What the task requires: Gather the lines that hold the string "отражается".

** START OF Records for the exercise **

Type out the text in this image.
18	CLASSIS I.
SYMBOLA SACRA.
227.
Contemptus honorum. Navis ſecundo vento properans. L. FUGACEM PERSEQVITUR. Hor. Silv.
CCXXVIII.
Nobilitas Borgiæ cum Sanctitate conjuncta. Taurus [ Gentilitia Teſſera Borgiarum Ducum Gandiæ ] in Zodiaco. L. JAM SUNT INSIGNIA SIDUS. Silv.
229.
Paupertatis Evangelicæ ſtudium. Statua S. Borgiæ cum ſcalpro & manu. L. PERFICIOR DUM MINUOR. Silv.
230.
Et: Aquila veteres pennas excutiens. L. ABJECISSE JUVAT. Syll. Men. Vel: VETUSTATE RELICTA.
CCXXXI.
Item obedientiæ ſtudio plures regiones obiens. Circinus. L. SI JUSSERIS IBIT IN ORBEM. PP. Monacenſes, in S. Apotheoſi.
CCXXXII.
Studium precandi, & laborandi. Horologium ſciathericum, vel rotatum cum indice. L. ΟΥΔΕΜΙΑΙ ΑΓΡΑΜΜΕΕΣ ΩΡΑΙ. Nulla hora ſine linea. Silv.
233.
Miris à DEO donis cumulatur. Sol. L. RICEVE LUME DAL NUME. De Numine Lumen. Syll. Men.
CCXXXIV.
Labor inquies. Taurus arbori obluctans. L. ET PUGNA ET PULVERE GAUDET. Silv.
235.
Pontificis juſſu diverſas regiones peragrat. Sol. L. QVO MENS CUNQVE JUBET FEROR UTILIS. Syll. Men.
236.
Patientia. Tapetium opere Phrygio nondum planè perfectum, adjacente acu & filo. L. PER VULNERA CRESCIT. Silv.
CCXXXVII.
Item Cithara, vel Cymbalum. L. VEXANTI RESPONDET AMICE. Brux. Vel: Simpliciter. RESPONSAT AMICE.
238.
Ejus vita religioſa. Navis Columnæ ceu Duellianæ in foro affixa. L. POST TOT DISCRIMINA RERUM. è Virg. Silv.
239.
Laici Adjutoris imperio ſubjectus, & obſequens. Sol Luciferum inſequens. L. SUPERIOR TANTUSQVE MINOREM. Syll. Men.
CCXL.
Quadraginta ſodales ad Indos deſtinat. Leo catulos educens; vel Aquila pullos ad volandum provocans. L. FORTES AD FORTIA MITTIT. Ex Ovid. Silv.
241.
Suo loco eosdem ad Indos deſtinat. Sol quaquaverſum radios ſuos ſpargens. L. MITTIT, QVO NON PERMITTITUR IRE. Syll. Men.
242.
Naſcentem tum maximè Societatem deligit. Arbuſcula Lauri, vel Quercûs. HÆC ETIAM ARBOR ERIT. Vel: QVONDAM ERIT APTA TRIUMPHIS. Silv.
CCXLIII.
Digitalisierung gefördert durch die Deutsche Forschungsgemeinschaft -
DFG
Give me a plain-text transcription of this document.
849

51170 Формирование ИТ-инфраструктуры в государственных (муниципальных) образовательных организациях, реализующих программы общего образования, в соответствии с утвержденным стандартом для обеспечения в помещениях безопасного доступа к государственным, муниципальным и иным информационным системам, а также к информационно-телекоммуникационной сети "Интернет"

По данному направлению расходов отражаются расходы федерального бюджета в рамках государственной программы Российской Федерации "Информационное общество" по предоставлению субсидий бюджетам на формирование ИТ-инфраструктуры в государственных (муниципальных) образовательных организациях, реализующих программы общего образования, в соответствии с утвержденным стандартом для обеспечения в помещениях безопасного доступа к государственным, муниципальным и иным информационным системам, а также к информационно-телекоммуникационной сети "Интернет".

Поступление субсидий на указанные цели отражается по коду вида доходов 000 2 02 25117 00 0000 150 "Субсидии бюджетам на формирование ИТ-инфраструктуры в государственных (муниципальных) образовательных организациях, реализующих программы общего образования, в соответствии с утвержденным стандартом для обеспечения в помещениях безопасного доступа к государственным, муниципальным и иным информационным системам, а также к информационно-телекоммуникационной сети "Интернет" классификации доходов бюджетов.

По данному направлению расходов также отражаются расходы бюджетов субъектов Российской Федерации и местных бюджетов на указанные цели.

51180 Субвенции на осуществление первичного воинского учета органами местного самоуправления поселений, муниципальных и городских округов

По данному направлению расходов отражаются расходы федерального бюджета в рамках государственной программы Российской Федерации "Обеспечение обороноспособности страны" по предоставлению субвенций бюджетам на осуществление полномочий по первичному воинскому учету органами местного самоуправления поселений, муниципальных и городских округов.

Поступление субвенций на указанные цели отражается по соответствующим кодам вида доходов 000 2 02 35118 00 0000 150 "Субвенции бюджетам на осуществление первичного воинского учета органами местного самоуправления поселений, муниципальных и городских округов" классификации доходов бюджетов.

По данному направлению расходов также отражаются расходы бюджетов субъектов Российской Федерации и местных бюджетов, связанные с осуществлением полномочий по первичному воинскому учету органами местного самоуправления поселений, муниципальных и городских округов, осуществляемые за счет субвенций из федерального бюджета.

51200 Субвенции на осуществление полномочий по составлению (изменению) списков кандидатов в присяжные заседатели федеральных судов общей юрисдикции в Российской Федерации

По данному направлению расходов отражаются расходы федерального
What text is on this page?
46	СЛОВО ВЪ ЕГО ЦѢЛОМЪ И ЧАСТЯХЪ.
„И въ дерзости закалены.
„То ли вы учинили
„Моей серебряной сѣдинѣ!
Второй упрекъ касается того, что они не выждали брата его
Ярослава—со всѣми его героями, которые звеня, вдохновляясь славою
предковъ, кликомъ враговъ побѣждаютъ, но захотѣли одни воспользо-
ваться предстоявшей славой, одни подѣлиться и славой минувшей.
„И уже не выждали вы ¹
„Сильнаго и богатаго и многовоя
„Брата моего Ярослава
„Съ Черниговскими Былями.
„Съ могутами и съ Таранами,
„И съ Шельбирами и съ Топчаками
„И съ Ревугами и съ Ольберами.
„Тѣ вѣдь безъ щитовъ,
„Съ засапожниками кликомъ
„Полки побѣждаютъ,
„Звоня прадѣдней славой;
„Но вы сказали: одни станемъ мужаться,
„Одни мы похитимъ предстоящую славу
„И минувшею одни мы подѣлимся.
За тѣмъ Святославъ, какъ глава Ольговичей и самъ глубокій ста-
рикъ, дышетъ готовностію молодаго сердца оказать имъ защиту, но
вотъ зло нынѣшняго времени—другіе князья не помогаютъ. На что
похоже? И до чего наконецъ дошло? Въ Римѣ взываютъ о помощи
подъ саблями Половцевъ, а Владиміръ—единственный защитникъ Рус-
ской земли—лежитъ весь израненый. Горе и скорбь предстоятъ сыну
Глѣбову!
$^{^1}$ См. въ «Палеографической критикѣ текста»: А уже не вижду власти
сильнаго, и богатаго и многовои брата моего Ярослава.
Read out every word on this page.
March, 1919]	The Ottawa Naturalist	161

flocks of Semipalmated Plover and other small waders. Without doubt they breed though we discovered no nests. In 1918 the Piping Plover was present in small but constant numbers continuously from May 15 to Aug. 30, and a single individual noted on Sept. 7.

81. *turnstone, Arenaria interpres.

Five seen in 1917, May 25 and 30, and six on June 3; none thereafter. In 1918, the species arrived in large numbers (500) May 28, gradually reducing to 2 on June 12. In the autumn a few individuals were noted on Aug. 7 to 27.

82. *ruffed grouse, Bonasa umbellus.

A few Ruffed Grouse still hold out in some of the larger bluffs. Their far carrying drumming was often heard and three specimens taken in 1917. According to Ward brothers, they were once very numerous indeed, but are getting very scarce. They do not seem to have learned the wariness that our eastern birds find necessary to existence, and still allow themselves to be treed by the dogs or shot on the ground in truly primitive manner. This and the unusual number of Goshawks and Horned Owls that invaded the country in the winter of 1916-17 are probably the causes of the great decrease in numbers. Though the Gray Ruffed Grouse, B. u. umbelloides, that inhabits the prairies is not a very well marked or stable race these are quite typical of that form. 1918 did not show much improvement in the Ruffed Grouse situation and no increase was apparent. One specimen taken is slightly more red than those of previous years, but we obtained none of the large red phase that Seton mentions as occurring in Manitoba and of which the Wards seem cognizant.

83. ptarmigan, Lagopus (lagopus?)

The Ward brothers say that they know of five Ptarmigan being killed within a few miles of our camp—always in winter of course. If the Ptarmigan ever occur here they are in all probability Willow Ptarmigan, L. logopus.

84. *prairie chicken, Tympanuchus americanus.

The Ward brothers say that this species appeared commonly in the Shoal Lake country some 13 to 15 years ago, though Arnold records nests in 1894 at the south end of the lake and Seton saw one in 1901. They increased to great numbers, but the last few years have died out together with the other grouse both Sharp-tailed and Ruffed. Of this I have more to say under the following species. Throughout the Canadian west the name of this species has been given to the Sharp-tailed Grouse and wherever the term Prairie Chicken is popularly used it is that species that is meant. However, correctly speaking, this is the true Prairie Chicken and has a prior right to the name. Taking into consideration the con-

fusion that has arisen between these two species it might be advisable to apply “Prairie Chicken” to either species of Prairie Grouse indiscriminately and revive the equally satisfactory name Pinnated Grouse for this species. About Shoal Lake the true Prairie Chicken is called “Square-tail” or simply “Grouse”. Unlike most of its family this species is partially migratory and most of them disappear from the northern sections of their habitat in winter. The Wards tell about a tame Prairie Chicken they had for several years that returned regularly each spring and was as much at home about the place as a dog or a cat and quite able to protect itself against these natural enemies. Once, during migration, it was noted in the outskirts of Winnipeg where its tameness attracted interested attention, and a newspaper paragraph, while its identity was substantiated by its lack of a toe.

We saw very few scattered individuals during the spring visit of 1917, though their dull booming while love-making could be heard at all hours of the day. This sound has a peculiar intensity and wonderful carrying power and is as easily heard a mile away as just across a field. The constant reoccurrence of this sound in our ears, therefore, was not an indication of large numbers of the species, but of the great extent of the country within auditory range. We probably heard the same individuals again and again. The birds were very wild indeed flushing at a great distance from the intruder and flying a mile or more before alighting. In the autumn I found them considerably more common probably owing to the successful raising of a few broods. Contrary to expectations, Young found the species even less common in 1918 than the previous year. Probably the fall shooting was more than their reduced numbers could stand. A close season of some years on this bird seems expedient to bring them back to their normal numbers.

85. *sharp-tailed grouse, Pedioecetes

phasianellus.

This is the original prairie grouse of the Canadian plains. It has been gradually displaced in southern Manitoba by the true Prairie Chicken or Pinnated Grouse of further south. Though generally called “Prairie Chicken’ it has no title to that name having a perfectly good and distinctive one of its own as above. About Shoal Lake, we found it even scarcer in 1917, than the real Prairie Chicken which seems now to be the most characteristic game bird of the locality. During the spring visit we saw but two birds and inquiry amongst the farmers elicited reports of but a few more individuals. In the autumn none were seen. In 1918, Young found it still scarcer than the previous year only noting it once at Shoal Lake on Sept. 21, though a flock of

** END OF Records for the exercise **

Finished task:
Поступление субсидий на указанные цели отражается по коду вида доходов 000 2 02 25117 00 0000 150 "Субсидии бюджетам на формирование ИТ-инфраструктуры в государственных (муниципальных) образовательных организациях, реализующих программы общего образования, в соответствии с утвержденным стандартом для обеспечения в помещениях безопасного доступа к государственным, муниципальным и иным информационным системам, а также к информационно-телекоммуникационной сети "Интернет" классификации доходов бюджетов.
Поступление субвенций на указанные цели отражается по соответствующим кодам вида доходов 000 2 02 35118 00 0000 150 "Субвенции бюджетам на осуществление первичного воинского учета органами местного самоуправления поселений, муниципальных и городских округов" классификации доходов бюджетов.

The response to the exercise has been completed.